═══ Given information

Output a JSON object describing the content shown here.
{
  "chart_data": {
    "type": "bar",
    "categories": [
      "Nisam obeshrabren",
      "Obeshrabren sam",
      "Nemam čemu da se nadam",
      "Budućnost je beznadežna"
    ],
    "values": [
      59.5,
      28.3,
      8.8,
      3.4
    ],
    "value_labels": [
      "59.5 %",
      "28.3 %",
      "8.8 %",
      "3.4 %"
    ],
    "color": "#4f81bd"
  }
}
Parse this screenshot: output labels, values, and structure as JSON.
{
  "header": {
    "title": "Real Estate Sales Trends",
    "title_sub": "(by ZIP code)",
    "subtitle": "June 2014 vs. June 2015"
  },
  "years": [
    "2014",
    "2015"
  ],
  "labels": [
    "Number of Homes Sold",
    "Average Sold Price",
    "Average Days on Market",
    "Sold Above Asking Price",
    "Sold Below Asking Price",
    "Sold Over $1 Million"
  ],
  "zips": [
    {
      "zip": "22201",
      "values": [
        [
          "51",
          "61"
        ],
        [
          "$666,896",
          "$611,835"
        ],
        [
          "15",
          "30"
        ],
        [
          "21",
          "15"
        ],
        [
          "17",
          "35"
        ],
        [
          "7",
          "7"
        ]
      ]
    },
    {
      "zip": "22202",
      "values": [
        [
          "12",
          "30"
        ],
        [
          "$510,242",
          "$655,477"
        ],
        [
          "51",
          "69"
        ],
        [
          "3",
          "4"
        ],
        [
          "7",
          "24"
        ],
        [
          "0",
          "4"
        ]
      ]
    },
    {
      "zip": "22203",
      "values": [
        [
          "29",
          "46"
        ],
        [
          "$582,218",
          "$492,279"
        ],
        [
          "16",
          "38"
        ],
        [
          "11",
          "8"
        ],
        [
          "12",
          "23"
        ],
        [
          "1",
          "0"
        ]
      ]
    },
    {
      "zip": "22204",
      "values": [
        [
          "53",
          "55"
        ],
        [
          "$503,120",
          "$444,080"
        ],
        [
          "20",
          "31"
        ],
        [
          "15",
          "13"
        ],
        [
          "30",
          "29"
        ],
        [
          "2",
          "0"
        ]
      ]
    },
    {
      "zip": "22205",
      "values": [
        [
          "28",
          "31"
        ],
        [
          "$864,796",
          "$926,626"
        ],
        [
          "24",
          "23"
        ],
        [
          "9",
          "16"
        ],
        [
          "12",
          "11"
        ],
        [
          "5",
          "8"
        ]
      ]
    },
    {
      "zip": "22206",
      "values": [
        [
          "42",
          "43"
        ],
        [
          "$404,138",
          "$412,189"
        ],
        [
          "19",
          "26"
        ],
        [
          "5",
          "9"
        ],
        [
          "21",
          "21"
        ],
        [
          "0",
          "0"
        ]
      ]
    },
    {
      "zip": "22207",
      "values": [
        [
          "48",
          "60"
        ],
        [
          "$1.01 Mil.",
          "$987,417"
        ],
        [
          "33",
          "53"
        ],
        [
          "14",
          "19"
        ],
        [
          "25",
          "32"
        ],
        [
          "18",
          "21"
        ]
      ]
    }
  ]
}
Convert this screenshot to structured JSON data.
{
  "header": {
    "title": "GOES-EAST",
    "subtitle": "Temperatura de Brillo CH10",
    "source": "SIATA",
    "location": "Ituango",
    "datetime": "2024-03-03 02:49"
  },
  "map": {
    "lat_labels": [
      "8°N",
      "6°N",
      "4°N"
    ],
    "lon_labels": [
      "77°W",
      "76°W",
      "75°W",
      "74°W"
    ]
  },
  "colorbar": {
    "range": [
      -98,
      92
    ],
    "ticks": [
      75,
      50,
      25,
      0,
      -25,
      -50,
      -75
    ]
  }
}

══════

*Requirement*
Return the lines above, from the one containing "Convert this screenshot" to the end, exactly as they stand.

*Exercise solution*
Convert this screenshot to structured JSON data.
{
  "header": {
    "title": "GOES-EAST",
    "subtitle": "Temperatura de Brillo CH10",
    "source": "SIATA",
    "location": "Ituango",
    "datetime": "2024-03-03 02:49"
  },
  "map": {
    "lat_labels": [
      "8°N",
      "6°N",
      "4°N"
    ],
    "lon_labels": [
      "77°W",
      "76°W",
      "75°W",
      "74°W"
    ]
  },
  "colorbar": {
    "range": [
      -98,
      92
    ],
    "ticks": [
      75,
      50,
      25,
      0,
      -25,
      -50,
      -75
    ]
  }
}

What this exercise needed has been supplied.